### What is required
Look through the entries and report how many lines include the word "true". Give the number alone.
** begin Data provided **
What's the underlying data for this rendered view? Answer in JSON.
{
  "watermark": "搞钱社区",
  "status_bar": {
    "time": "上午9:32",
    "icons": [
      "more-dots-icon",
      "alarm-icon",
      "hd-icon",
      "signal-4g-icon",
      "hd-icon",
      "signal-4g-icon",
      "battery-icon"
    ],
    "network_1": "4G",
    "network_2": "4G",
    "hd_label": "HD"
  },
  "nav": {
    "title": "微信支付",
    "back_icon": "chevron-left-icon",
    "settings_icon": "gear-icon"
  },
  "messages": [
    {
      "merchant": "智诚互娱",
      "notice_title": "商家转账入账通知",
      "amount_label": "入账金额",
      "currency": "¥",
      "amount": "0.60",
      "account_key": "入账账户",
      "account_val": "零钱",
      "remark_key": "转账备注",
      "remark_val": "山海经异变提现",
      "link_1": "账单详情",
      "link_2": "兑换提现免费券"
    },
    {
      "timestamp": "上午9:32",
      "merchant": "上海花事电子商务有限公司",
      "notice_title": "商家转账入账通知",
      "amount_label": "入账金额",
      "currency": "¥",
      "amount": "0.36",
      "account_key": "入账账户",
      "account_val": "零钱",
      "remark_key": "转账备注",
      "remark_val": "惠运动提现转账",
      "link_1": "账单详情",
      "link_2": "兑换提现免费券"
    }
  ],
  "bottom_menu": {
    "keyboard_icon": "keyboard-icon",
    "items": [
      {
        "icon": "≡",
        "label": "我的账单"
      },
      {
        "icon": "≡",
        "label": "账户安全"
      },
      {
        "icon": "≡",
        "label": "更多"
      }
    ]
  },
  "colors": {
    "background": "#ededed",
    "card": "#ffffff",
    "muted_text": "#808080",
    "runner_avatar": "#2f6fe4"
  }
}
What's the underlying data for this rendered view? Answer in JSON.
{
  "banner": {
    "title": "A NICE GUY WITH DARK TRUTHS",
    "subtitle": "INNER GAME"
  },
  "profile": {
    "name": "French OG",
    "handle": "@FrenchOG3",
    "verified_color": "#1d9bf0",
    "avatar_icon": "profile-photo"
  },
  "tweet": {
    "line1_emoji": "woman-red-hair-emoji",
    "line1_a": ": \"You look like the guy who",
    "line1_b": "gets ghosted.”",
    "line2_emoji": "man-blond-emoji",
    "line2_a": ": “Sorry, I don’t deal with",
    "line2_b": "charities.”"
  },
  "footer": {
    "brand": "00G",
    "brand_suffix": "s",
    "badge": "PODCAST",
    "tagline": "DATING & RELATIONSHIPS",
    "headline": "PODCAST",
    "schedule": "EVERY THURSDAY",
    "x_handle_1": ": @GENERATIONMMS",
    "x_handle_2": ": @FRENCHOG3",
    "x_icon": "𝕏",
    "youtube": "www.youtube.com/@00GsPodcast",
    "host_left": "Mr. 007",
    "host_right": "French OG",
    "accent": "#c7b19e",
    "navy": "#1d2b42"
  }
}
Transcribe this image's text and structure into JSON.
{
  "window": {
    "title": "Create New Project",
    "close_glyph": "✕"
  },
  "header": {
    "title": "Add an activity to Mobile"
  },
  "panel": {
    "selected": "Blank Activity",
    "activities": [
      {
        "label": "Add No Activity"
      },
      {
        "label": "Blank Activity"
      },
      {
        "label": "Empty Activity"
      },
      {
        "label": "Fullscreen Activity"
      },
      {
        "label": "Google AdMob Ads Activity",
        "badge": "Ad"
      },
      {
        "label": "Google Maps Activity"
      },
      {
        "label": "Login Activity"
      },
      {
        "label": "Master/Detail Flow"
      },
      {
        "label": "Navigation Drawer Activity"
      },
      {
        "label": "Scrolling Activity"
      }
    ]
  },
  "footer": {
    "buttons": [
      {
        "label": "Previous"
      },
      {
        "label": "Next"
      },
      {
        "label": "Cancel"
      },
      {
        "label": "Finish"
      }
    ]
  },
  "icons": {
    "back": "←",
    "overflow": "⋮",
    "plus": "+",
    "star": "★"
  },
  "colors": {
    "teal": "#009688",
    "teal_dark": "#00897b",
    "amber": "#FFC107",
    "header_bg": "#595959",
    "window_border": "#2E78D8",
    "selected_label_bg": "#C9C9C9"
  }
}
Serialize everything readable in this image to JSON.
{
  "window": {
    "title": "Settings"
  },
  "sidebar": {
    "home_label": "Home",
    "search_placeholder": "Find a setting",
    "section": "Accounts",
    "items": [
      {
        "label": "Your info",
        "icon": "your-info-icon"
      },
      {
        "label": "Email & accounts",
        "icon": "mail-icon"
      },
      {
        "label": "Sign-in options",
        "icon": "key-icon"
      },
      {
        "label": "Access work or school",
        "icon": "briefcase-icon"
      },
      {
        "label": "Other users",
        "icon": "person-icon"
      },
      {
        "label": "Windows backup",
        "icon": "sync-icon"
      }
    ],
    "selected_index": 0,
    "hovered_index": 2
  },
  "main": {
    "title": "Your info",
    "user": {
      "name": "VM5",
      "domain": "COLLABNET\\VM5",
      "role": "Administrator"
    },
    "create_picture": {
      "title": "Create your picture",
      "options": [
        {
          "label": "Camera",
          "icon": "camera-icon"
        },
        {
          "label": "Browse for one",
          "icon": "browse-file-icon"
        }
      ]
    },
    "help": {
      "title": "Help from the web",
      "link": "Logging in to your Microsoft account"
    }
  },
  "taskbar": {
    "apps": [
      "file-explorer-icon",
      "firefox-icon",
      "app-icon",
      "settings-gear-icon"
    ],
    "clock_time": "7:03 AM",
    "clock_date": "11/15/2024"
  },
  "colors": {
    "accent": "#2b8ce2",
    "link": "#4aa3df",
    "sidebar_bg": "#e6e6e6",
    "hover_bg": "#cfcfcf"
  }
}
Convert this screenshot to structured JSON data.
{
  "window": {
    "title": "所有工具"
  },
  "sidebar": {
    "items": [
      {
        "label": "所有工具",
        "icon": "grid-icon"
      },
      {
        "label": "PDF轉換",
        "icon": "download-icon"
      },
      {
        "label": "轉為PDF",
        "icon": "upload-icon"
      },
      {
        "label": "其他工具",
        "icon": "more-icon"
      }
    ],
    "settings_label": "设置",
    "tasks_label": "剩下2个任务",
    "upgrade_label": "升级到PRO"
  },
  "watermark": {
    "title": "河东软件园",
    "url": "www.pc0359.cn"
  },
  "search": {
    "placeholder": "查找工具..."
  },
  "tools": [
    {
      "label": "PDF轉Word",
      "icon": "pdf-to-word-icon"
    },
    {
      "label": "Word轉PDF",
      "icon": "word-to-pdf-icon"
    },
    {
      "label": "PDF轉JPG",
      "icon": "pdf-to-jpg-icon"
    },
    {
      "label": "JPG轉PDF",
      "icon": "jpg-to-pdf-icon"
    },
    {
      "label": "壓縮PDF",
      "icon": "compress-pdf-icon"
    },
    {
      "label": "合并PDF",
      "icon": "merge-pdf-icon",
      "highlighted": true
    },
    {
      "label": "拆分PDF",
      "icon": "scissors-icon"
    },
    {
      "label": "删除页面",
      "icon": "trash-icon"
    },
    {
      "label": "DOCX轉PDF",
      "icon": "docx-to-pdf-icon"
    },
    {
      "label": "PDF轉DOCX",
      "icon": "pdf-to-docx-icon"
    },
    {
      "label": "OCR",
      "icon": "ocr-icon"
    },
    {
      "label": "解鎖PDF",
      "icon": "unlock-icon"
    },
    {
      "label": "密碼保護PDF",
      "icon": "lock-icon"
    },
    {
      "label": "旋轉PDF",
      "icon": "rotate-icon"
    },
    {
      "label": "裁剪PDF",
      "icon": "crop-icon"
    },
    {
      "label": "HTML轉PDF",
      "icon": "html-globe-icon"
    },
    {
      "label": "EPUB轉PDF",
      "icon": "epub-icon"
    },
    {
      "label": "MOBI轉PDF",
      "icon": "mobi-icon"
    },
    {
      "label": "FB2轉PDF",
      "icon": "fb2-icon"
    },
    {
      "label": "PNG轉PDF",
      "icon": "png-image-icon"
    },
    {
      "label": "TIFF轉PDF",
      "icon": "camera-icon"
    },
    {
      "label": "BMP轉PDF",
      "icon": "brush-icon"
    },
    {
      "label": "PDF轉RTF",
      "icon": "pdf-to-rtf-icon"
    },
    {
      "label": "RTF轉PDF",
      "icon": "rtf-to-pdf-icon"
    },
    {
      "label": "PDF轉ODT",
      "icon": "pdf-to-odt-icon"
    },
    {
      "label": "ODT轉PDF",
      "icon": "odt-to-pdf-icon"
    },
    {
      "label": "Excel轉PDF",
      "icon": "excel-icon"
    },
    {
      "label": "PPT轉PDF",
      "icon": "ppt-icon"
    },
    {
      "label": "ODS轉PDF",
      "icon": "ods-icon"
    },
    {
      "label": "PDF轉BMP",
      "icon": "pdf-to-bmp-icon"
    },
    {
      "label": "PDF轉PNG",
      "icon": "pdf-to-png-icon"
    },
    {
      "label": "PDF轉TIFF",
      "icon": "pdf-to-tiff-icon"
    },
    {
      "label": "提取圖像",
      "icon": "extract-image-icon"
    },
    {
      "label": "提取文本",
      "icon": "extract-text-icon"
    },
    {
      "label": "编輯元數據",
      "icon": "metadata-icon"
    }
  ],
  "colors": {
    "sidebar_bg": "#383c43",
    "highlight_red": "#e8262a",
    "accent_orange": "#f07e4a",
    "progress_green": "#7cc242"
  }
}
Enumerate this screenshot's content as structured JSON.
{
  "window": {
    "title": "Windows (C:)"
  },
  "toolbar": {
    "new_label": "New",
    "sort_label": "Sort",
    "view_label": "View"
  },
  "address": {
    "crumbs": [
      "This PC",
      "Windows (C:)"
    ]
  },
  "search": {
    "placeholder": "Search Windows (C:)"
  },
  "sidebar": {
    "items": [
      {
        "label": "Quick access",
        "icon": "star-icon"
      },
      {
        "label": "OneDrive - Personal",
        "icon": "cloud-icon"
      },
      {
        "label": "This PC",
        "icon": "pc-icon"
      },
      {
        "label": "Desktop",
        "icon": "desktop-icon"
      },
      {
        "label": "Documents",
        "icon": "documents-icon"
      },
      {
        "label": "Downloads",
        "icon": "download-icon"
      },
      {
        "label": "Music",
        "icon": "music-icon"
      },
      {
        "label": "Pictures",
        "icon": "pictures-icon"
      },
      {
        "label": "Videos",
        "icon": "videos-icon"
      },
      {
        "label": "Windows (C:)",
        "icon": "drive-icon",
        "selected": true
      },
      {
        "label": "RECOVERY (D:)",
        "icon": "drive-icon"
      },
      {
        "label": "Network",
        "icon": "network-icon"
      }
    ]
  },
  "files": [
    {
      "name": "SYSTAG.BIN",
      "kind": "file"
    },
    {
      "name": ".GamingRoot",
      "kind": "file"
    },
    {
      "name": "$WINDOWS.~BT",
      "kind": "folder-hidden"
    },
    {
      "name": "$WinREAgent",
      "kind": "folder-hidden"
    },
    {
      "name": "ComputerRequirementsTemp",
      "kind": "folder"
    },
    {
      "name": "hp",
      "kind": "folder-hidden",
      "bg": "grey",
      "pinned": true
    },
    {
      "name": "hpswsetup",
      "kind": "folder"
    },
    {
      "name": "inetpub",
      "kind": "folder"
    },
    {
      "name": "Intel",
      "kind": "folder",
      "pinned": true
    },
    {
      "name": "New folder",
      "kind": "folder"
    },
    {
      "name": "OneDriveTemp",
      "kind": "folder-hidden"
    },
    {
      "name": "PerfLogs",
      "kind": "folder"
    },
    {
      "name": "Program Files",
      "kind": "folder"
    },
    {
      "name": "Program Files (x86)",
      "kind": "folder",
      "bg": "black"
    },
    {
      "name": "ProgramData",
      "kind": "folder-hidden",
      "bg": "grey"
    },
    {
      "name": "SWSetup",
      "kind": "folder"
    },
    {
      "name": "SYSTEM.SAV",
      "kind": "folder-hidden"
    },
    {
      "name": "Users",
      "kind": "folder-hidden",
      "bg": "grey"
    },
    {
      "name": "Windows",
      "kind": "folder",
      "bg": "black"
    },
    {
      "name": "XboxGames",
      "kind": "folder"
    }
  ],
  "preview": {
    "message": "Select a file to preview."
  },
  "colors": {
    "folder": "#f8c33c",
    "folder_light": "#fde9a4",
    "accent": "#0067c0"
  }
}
** end Data provided **
### Response to this exercise
4